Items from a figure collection
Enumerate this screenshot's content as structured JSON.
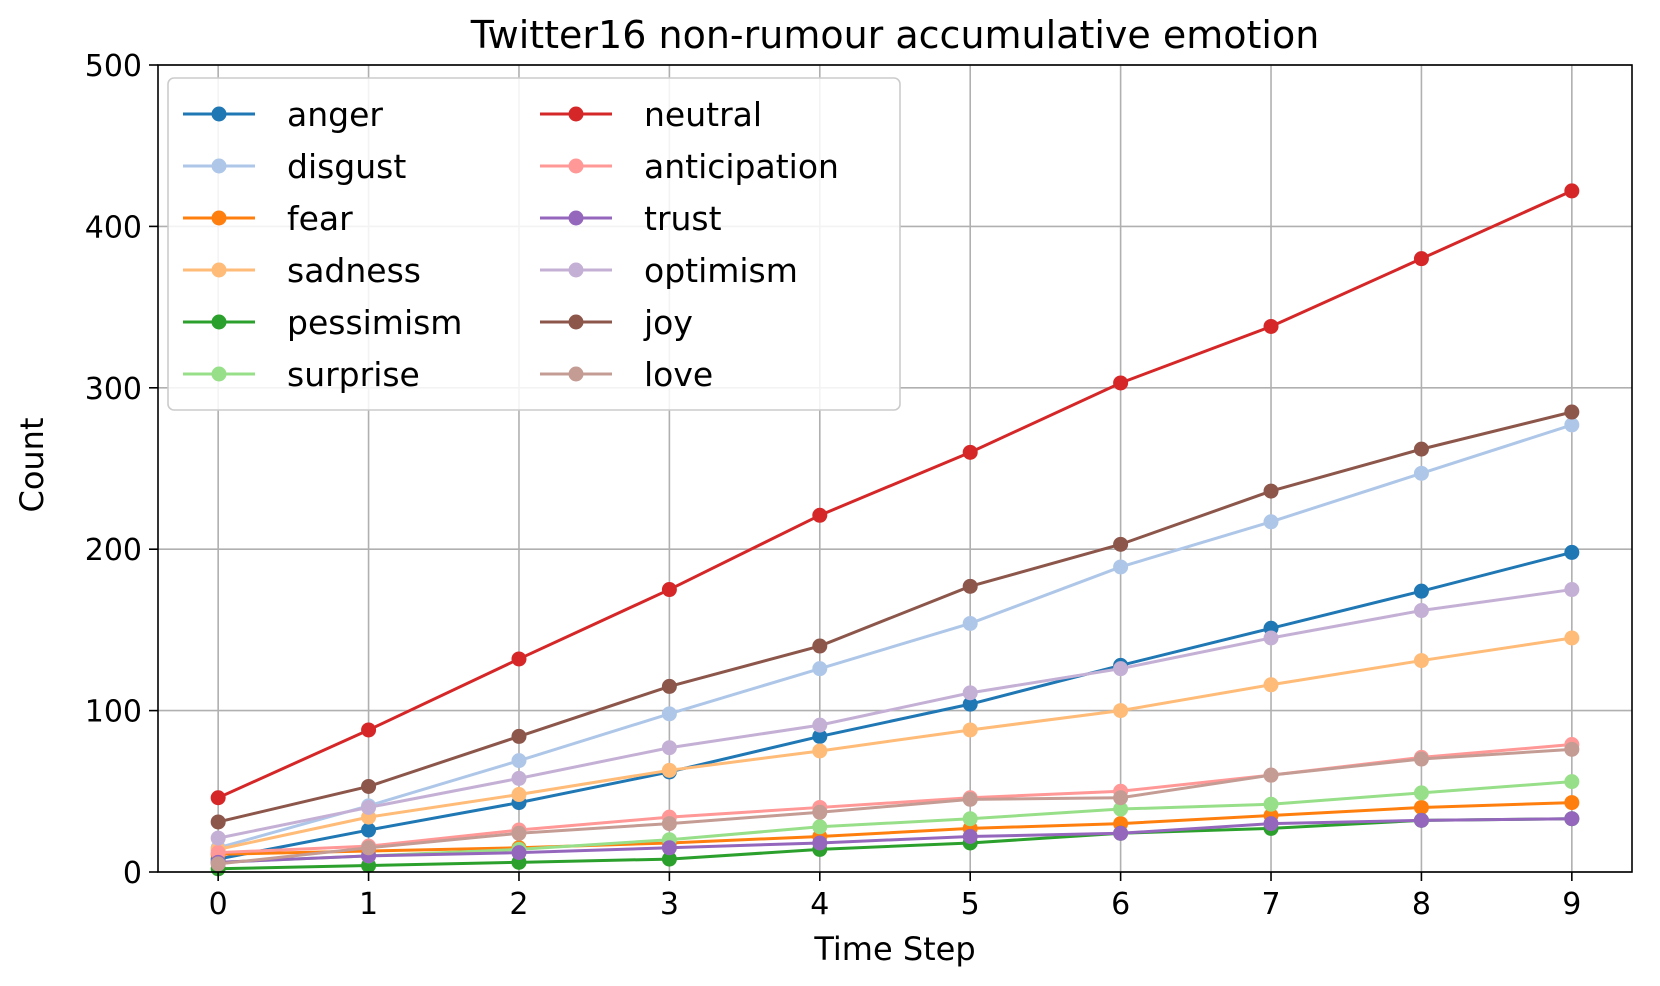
{
  "chart_data": {
    "type": "line",
    "title": "Twitter16 non-rumour accumulative emotion",
    "xlabel": "Time Step",
    "ylabel": "Count",
    "x": [
      0,
      1,
      2,
      3,
      4,
      5,
      6,
      7,
      8,
      9
    ],
    "xlim": [
      -0.4,
      9.4
    ],
    "ylim": [
      0,
      500
    ],
    "xticks": [
      "0",
      "1",
      "2",
      "3",
      "4",
      "5",
      "6",
      "7",
      "8",
      "9"
    ],
    "yticks": [
      0,
      100,
      200,
      300,
      400,
      500
    ],
    "grid": true,
    "legend": {
      "placement": "upper-left",
      "columns": 2
    },
    "series": [
      {
        "name": "anger",
        "color": "#1f77b4",
        "values": [
          8,
          26,
          43,
          62,
          84,
          104,
          128,
          151,
          174,
          198
        ]
      },
      {
        "name": "disgust",
        "color": "#aec7e8",
        "values": [
          15,
          41,
          69,
          98,
          126,
          154,
          189,
          217,
          247,
          277
        ]
      },
      {
        "name": "fear",
        "color": "#ff7f0e",
        "values": [
          11,
          13,
          15,
          18,
          22,
          27,
          30,
          35,
          40,
          43
        ]
      },
      {
        "name": "sadness",
        "color": "#ffbb78",
        "values": [
          14,
          34,
          48,
          63,
          75,
          88,
          100,
          116,
          131,
          145
        ]
      },
      {
        "name": "pessimism",
        "color": "#2ca02c",
        "values": [
          2,
          4,
          6,
          8,
          14,
          18,
          24,
          27,
          32,
          33
        ]
      },
      {
        "name": "surprise",
        "color": "#98df8a",
        "values": [
          6,
          10,
          14,
          20,
          28,
          33,
          39,
          42,
          49,
          56
        ]
      },
      {
        "name": "neutral",
        "color": "#d62728",
        "values": [
          46,
          88,
          132,
          175,
          221,
          260,
          303,
          338,
          380,
          422
        ]
      },
      {
        "name": "anticipation",
        "color": "#ff9896",
        "values": [
          12,
          16,
          26,
          34,
          40,
          46,
          50,
          60,
          71,
          79
        ]
      },
      {
        "name": "trust",
        "color": "#9467bd",
        "values": [
          6,
          10,
          12,
          15,
          18,
          22,
          24,
          30,
          32,
          33
        ]
      },
      {
        "name": "optimism",
        "color": "#c5b0d5",
        "values": [
          21,
          40,
          58,
          77,
          91,
          111,
          126,
          145,
          162,
          175
        ]
      },
      {
        "name": "joy",
        "color": "#8c564b",
        "values": [
          31,
          53,
          84,
          115,
          140,
          177,
          203,
          236,
          262,
          285
        ]
      },
      {
        "name": "love",
        "color": "#c49c94",
        "values": [
          5,
          15,
          24,
          30,
          37,
          45,
          46,
          60,
          70,
          76
        ]
      }
    ]
  }
}
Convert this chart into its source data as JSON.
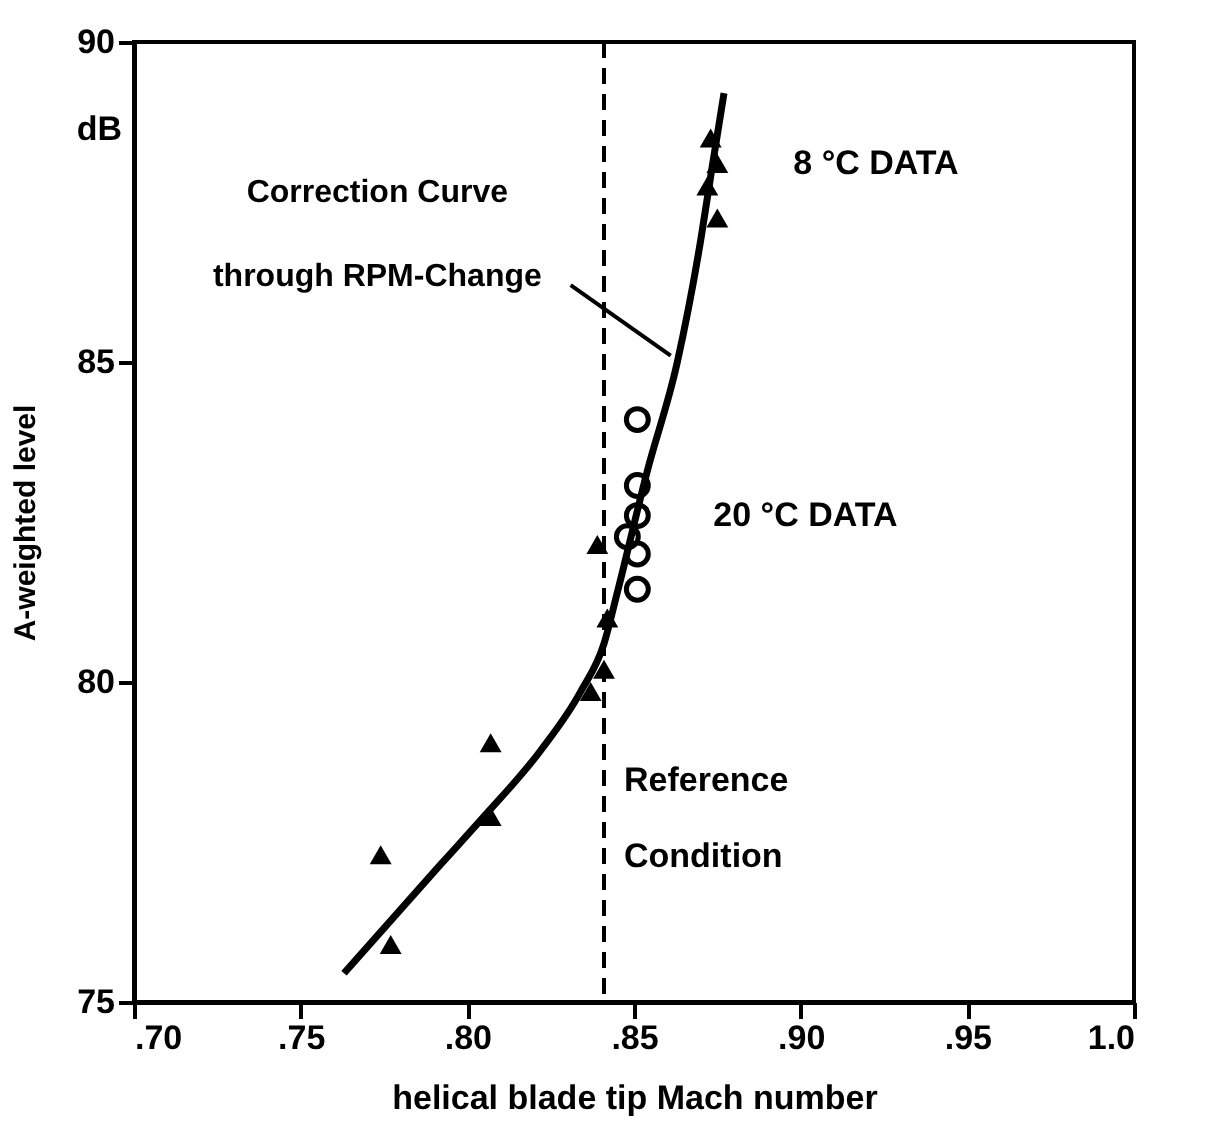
{
  "chart_data": {
    "type": "scatter",
    "xlabel": "helical blade tip Mach number",
    "ylabel": "A-weighted level",
    "xlim": [
      0.7,
      1.0
    ],
    "ylim": [
      75,
      90
    ],
    "xticks": [
      {
        "value": 0.7,
        "label": ".70"
      },
      {
        "value": 0.75,
        "label": ".75"
      },
      {
        "value": 0.8,
        "label": ".80"
      },
      {
        "value": 0.85,
        "label": ".85"
      },
      {
        "value": 0.9,
        "label": ".90"
      },
      {
        "value": 0.95,
        "label": ".95"
      },
      {
        "value": 1.0,
        "label": "1.0"
      }
    ],
    "yticks": [
      75,
      80,
      85,
      90
    ],
    "grid": false,
    "series": [
      {
        "type": "line",
        "color": "#000000",
        "marker": "none",
        "line_style": "solid",
        "x": [
          0.763,
          0.792,
          0.805,
          0.822,
          0.834,
          0.841,
          0.845,
          0.854,
          0.863,
          0.87,
          0.873,
          0.877
        ],
        "values": [
          75.45,
          77.15,
          77.9,
          78.93,
          79.85,
          80.6,
          81.4,
          83.3,
          85.0,
          86.9,
          87.9,
          89.2
        ]
      },
      {
        "color": "#000000",
        "marker": "triangle",
        "x": [
          0.774,
          0.777,
          0.807,
          0.807,
          0.837,
          0.841,
          0.842,
          0.839
        ],
        "values": [
          77.3,
          75.9,
          79.05,
          77.9,
          79.85,
          80.2,
          81.0,
          82.15
        ]
      },
      {
        "color": "#000000",
        "marker": "triangle",
        "x": [
          0.873,
          0.875,
          0.872,
          0.875
        ],
        "values": [
          88.5,
          88.1,
          87.75,
          87.25
        ]
      },
      {
        "color": "#000000",
        "marker": "circle",
        "x": [
          0.851,
          0.851,
          0.851,
          0.848,
          0.851,
          0.851
        ],
        "values": [
          84.1,
          83.07,
          82.6,
          82.27,
          82.0,
          81.45
        ]
      }
    ],
    "ref_lines": [
      {
        "axis": "x",
        "value": 0.841,
        "label": "Reference Condition",
        "color": "#000000",
        "line_style": "dashed"
      }
    ],
    "annotations": [
      "dB",
      "Correction Curve",
      {
        "text": "through RPM-Change",
        "x": 0.863,
        "y": 85.0
      },
      {
        "text": "8 °C DATA",
        "x": 0.875,
        "y": 88.1
      },
      {
        "text": "20 °C DATA",
        "x": 0.851,
        "y": 82.6
      }
    ]
  }
}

▸ **Written problem**:
Copy the records word for word, leaving no picture in the copy.

▸ **Task response**:
Enumerate this screenshot's content as structured JSON.
{
  "chart_data": {
    "type": "line",
    "title": "Twitter16 non-rumour accumulative emotion",
    "xlabel": "Time Step",
    "ylabel": "Count",
    "x": [
      0,
      1,
      2,
      3,
      4,
      5,
      6,
      7,
      8,
      9
    ],
    "xlim": [
      -0.4,
      9.4
    ],
    "ylim": [
      0,
      500
    ],
    "xticks": [
      "0",
      "1",
      "2",
      "3",
      "4",
      "5",
      "6",
      "7",
      "8",
      "9"
    ],
    "yticks": [
      0,
      100,
      200,
      300,
      400,
      500
    ],
    "grid": true,
    "legend": {
      "placement": "upper-left",
      "columns": 2
    },
    "series": [
      {
        "name": "anger",
        "color": "#1f77b4",
        "values": [
          8,
          26,
          43,
          62,
          84,
          104,
          128,
          151,
          174,
          198
        ]
      },
      {
        "name": "disgust",
        "color": "#aec7e8",
        "values": [
          15,
          41,
          69,
          98,
          126,
          154,
          189,
          217,
          247,
          277
        ]
      },
      {
        "name": "fear",
        "color": "#ff7f0e",
        "values": [
          11,
          13,
          15,
          18,
          22,
          27,
          30,
          35,
          40,
          43
        ]
      },
      {
        "name": "sadness",
        "color": "#ffbb78",
        "values": [
          14,
          34,
          48,
          63,
          75,
          88,
          100,
          116,
          131,
          145
        ]
      },
      {
        "name": "pessimism",
        "color": "#2ca02c",
        "values": [
          2,
          4,
          6,
          8,
          14,
          18,
          24,
          27,
          32,
          33
        ]
      },
      {
        "name": "surprise",
        "color": "#98df8a",
        "values": [
          6,
          10,
          14,
          20,
          28,
          33,
          39,
          42,
          49,
          56
        ]
      },
      {
        "name": "neutral",
        "color": "#d62728",
        "values": [
          46,
          88,
          132,
          175,
          221,
          260,
          303,
          338,
          380,
          422
        ]
      },
      {
        "name": "anticipation",
        "color": "#ff9896",
        "values": [
          12,
          16,
          26,
          34,
          40,
          46,
          50,
          60,
          71,
          79
        ]
      },
      {
        "name": "trust",
        "color": "#9467bd",
        "values": [
          6,
          10,
          12,
          15,
          18,
          22,
          24,
          30,
          32,
          33
        ]
      },
      {
        "name": "optimism",
        "color": "#c5b0d5",
        "values": [
          21,
          40,
          58,
          77,
          91,
          111,
          126,
          145,
          162,
          175
        ]
      },
      {
        "name": "joy",
        "color": "#8c564b",
        "values": [
          31,
          53,
          84,
          115,
          140,
          177,
          203,
          236,
          262,
          285
        ]
      },
      {
        "name": "love",
        "color": "#c49c94",
        "values": [
          5,
          15,
          24,
          30,
          37,
          45,
          46,
          60,
          70,
          76
        ]
      }
    ]
  }
}
Convert this chart into its source data as JSON.
{
  "chart_data": {
    "type": "scatter",
    "xlabel": "helical blade tip Mach number",
    "ylabel": "A-weighted level",
    "xlim": [
      0.7,
      1.0
    ],
    "ylim": [
      75,
      90
    ],
    "xticks": [
      {
        "value": 0.7,
        "label": ".70"
      },
      {
        "value": 0.75,
        "label": ".75"
      },
      {
        "value": 0.8,
        "label": ".80"
      },
      {
        "value": 0.85,
        "label": ".85"
      },
      {
        "value": 0.9,
        "label": ".90"
      },
      {
        "value": 0.95,
        "label": ".95"
      },
      {
        "value": 1.0,
        "label": "1.0"
      }
    ],
    "yticks": [
      75,
      80,
      85,
      90
    ],
    "grid": false,
    "series": [
      {
        "type": "line",
        "color": "#000000",
        "marker": "none",
        "line_style": "solid",
        "x": [
          0.763,
          0.792,
          0.805,
          0.822,
          0.834,
          0.841,
          0.845,
          0.854,
          0.863,
          0.87,
          0.873,
          0.877
        ],
        "values": [
          75.45,
          77.15,
          77.9,
          78.93,
          79.85,
          80.6,
          81.4,
          83.3,
          85.0,
          86.9,
          87.9,
          89.2
        ]
      },
      {
        "color": "#000000",
        "marker": "triangle",
        "x": [
          0.774,
          0.777,
          0.807,
          0.807,
          0.837,
          0.841,
          0.842,
          0.839
        ],
        "values": [
          77.3,
          75.9,
          79.05,
          77.9,
          79.85,
          80.2,
          81.0,
          82.15
        ]
      },
      {
        "color": "#000000",
        "marker": "triangle",
        "x": [
          0.873,
          0.875,
          0.872,
          0.875
        ],
        "values": [
          88.5,
          88.1,
          87.75,
          87.25
        ]
      },
      {
        "color": "#000000",
        "marker": "circle",
        "x": [
          0.851,
          0.851,
          0.851,
          0.848,
          0.851,
          0.851
        ],
        "values": [
          84.1,
          83.07,
          82.6,
          82.27,
          82.0,
          81.45
        ]
      }
    ],
    "ref_lines": [
      {
        "axis": "x",
        "value": 0.841,
        "label": "Reference Condition",
        "color": "#000000",
        "line_style": "dashed"
      }
    ],
    "annotations": [
      "dB",
      "Correction Curve",
      {
        "text": "through RPM-Change",
        "x": 0.863,
        "y": 85.0
      },
      {
        "text": "8 °C DATA",
        "x": 0.875,
        "y": 88.1
      },
      {
        "text": "20 °C DATA",
        "x": 0.851,
        "y": 82.6
      }
    ]
  }
}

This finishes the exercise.